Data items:
******************************

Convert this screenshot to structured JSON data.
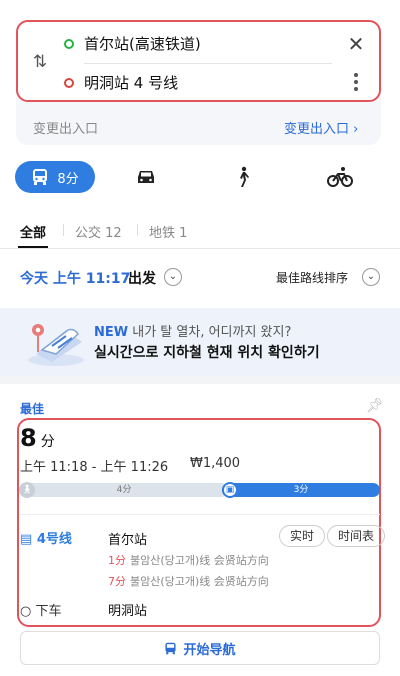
{
  "route": {
    "start": "首尔站(高速铁道)",
    "end": "明洞站 4 号线",
    "exit_left": "变更出入口",
    "exit_right": "变更出入口 ›"
  },
  "modes": {
    "transit_time": "8分"
  },
  "filter_tabs": {
    "all": "全部",
    "bus": "公交 12",
    "subway": "地铁 1"
  },
  "departure": {
    "text": "今天 上午 11:17",
    "suffix": "出发",
    "sort": "最佳路线排序"
  },
  "banner": {
    "new_tag": "NEW",
    "title": "내가 탈 열차, 어디까지 왔지?",
    "subtitle": "실시간으로 지하철 현재 위치 확인하기"
  },
  "result": {
    "tag": "最佳",
    "duration_num": "8",
    "duration_unit": "分",
    "time_range": "上午 11:18 - 上午 11:26",
    "fare": "₩1,400",
    "walk_label": "4分",
    "metro_label": "3分",
    "walk_share": 0.53,
    "line": "4号线",
    "board_station": "首尔站",
    "realtime_btn": "实时",
    "timetable_btn": "时间表",
    "arrivals": [
      {
        "min": "1分",
        "desc": "불암산(당고개)线  会贤站方向"
      },
      {
        "min": "7分",
        "desc": "불암산(당고개)线  会贤站方向"
      }
    ],
    "alight_label": "下车",
    "alight_station": "明洞站",
    "nav_button": "开始导航"
  },
  "colors": {
    "accent": "#2f7de1",
    "highlight_border": "#e2535a",
    "start_dot": "#26b14a",
    "end_dot": "#d4463e"
  }
}
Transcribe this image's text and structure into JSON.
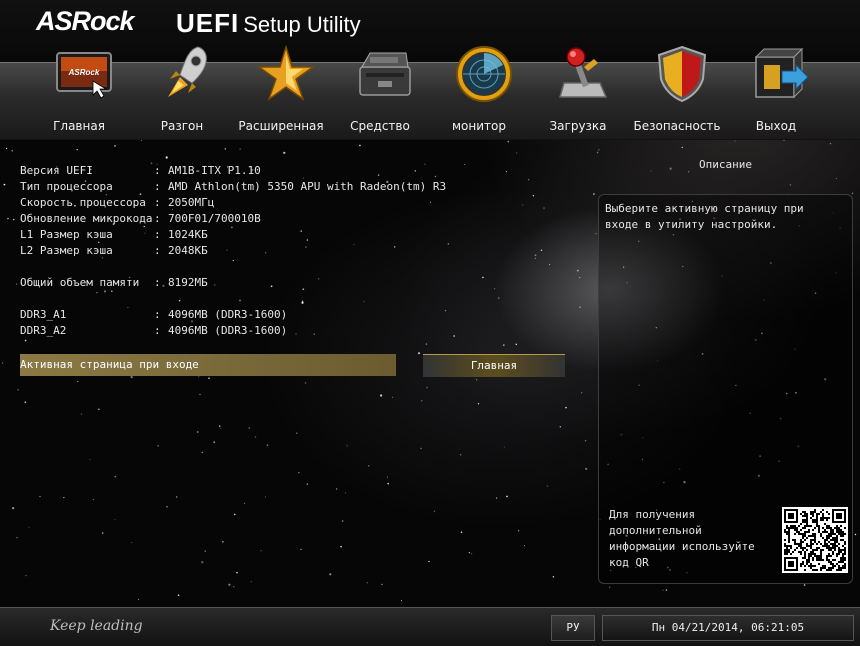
{
  "header": {
    "logo": "ASRock",
    "title_uefi": "UEFI",
    "title_rest": "Setup Utility"
  },
  "nav": [
    {
      "label": "Главная",
      "icon": "monitor-home-icon",
      "active": true
    },
    {
      "label": "Разгон",
      "icon": "rocket-icon"
    },
    {
      "label": "Расширенная",
      "icon": "star-icon"
    },
    {
      "label": "Средство",
      "icon": "toolbox-icon"
    },
    {
      "label": "монитор",
      "icon": "radar-icon"
    },
    {
      "label": "Загрузка",
      "icon": "joystick-icon"
    },
    {
      "label": "Безопасность",
      "icon": "shield-icon"
    },
    {
      "label": "Выход",
      "icon": "exit-box-icon"
    }
  ],
  "info": [
    {
      "key": "Версия UEFI",
      "value": "AM1B-ITX P1.10"
    },
    {
      "key": "Тип процессора",
      "value": "AMD Athlon(tm) 5350 APU with Radeon(tm) R3"
    },
    {
      "key": "Скорость процессора",
      "value": "2050МГц"
    },
    {
      "key": "Обновление микрокода",
      "value": "700F01/700010B"
    },
    {
      "key": "L1 Размер кэша",
      "value": "1024КБ"
    },
    {
      "key": "L2 Размер кэша",
      "value": "2048КБ"
    },
    {
      "key": "Общий объем памяти",
      "value": "8192МБ"
    },
    {
      "key": "DDR3_A1",
      "value": "4096MB (DDR3-1600)"
    },
    {
      "key": "DDR3_A2",
      "value": "4096MB (DDR3-1600)"
    }
  ],
  "active_page": {
    "label": "Активная страница при входе",
    "value": "Главная"
  },
  "description": {
    "title": "Описание",
    "text": "Выберите активную страницу при входе в утилиту настройки.",
    "qr_text": "Для получения дополнительной информации используйте код QR"
  },
  "footer": {
    "tagline": "Keep leading",
    "language": "РУ",
    "datetime": "Пн 04/21/2014, 06:21:05"
  },
  "colors": {
    "highlight_gold": "#8b7a45",
    "background": "#060606"
  }
}
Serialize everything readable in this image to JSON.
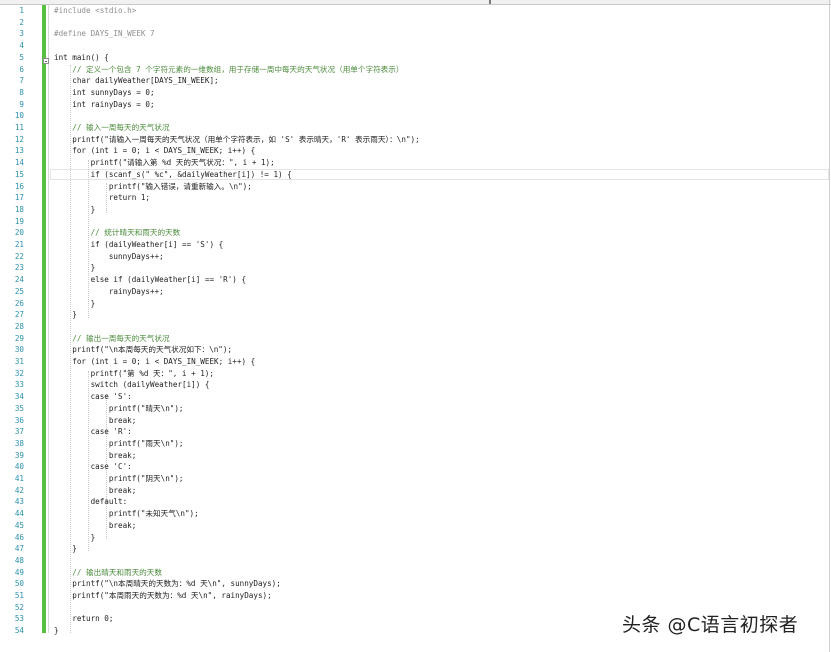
{
  "editor": {
    "lines": [
      {
        "n": "1",
        "t": "#include <stdio.h>",
        "c": "#8e8e8e"
      },
      {
        "n": "2",
        "t": "",
        "c": "#1e1e1e"
      },
      {
        "n": "3",
        "t": "#define DAYS_IN_WEEK 7",
        "c": "#8e8e8e"
      },
      {
        "n": "4",
        "t": "",
        "c": "#1e1e1e"
      },
      {
        "n": "5",
        "t": "int main() {",
        "c": "#1e1e1e"
      },
      {
        "n": "6",
        "t": "    // 定义一个包含 7 个字符元素的一维数组，用于存储一周中每天的天气状况（用单个字符表示）",
        "c": "#4b8b3b"
      },
      {
        "n": "7",
        "t": "    char dailyWeather[DAYS_IN_WEEK];",
        "c": "#1e1e1e"
      },
      {
        "n": "8",
        "t": "    int sunnyDays = 0;",
        "c": "#1e1e1e"
      },
      {
        "n": "9",
        "t": "    int rainyDays = 0;",
        "c": "#1e1e1e"
      },
      {
        "n": "10",
        "t": "",
        "c": "#1e1e1e"
      },
      {
        "n": "11",
        "t": "    // 输入一周每天的天气状况",
        "c": "#4b8b3b"
      },
      {
        "n": "12",
        "t": "    printf(\"请输入一周每天的天气状况（用单个字符表示，如 'S' 表示晴天，'R' 表示雨天）：\\n\");",
        "c": "#1e1e1e"
      },
      {
        "n": "13",
        "t": "    for (int i = 0; i < DAYS_IN_WEEK; i++) {",
        "c": "#1e1e1e"
      },
      {
        "n": "14",
        "t": "        printf(\"请输入第 %d 天的天气状况：\", i + 1);",
        "c": "#1e1e1e"
      },
      {
        "n": "15",
        "t": "        if (scanf_s(\" %c\", &dailyWeather[i]) != 1) {",
        "c": "#1e1e1e"
      },
      {
        "n": "16",
        "t": "            printf(\"输入错误，请重新输入。\\n\");",
        "c": "#1e1e1e"
      },
      {
        "n": "17",
        "t": "            return 1;",
        "c": "#1e1e1e"
      },
      {
        "n": "18",
        "t": "        }",
        "c": "#1e1e1e"
      },
      {
        "n": "19",
        "t": "",
        "c": "#1e1e1e"
      },
      {
        "n": "20",
        "t": "        // 统计晴天和雨天的天数",
        "c": "#4b8b3b"
      },
      {
        "n": "21",
        "t": "        if (dailyWeather[i] == 'S') {",
        "c": "#1e1e1e"
      },
      {
        "n": "22",
        "t": "            sunnyDays++;",
        "c": "#1e1e1e"
      },
      {
        "n": "23",
        "t": "        }",
        "c": "#1e1e1e"
      },
      {
        "n": "24",
        "t": "        else if (dailyWeather[i] == 'R') {",
        "c": "#1e1e1e"
      },
      {
        "n": "25",
        "t": "            rainyDays++;",
        "c": "#1e1e1e"
      },
      {
        "n": "26",
        "t": "        }",
        "c": "#1e1e1e"
      },
      {
        "n": "27",
        "t": "    }",
        "c": "#1e1e1e"
      },
      {
        "n": "28",
        "t": "",
        "c": "#1e1e1e"
      },
      {
        "n": "29",
        "t": "    // 输出一周每天的天气状况",
        "c": "#4b8b3b"
      },
      {
        "n": "30",
        "t": "    printf(\"\\n本周每天的天气状况如下：\\n\");",
        "c": "#1e1e1e"
      },
      {
        "n": "31",
        "t": "    for (int i = 0; i < DAYS_IN_WEEK; i++) {",
        "c": "#1e1e1e"
      },
      {
        "n": "32",
        "t": "        printf(\"第 %d 天：\", i + 1);",
        "c": "#1e1e1e"
      },
      {
        "n": "33",
        "t": "        switch (dailyWeather[i]) {",
        "c": "#1e1e1e"
      },
      {
        "n": "34",
        "t": "        case 'S':",
        "c": "#1e1e1e"
      },
      {
        "n": "35",
        "t": "            printf(\"晴天\\n\");",
        "c": "#1e1e1e"
      },
      {
        "n": "36",
        "t": "            break;",
        "c": "#1e1e1e"
      },
      {
        "n": "37",
        "t": "        case 'R':",
        "c": "#1e1e1e"
      },
      {
        "n": "38",
        "t": "            printf(\"雨天\\n\");",
        "c": "#1e1e1e"
      },
      {
        "n": "39",
        "t": "            break;",
        "c": "#1e1e1e"
      },
      {
        "n": "40",
        "t": "        case 'C':",
        "c": "#1e1e1e"
      },
      {
        "n": "41",
        "t": "            printf(\"阴天\\n\");",
        "c": "#1e1e1e"
      },
      {
        "n": "42",
        "t": "            break;",
        "c": "#1e1e1e"
      },
      {
        "n": "43",
        "t": "        default:",
        "c": "#1e1e1e"
      },
      {
        "n": "44",
        "t": "            printf(\"未知天气\\n\");",
        "c": "#1e1e1e"
      },
      {
        "n": "45",
        "t": "            break;",
        "c": "#1e1e1e"
      },
      {
        "n": "46",
        "t": "        }",
        "c": "#1e1e1e"
      },
      {
        "n": "47",
        "t": "    }",
        "c": "#1e1e1e"
      },
      {
        "n": "48",
        "t": "",
        "c": "#1e1e1e"
      },
      {
        "n": "49",
        "t": "    // 输出晴天和雨天的天数",
        "c": "#4b8b3b"
      },
      {
        "n": "50",
        "t": "    printf(\"\\n本周晴天的天数为：%d 天\\n\", sunnyDays);",
        "c": "#1e1e1e"
      },
      {
        "n": "51",
        "t": "    printf(\"本周雨天的天数为：%d 天\\n\", rainyDays);",
        "c": "#1e1e1e"
      },
      {
        "n": "52",
        "t": "",
        "c": "#1e1e1e"
      },
      {
        "n": "53",
        "t": "    return 0;",
        "c": "#1e1e1e"
      },
      {
        "n": "54",
        "t": "}",
        "c": "#1e1e1e"
      }
    ],
    "colors": {
      "line_number": "#2b91af",
      "comment": "#4b8b3b",
      "preprocessor": "#8e8e8e",
      "text": "#1e1e1e",
      "change_bar": "#57c040"
    }
  },
  "watermark": {
    "text": "头条 @C语言初探者"
  }
}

******************************

Where a line of the entries contains the word "sunnyDays", copy that line.

        "t": "    int sunnyDays = 0;",
        "t": "            sunnyDays++;",
        "t": "    printf(\"\\n本周晴天的天数为：%d 天\\n\", sunnyDays);",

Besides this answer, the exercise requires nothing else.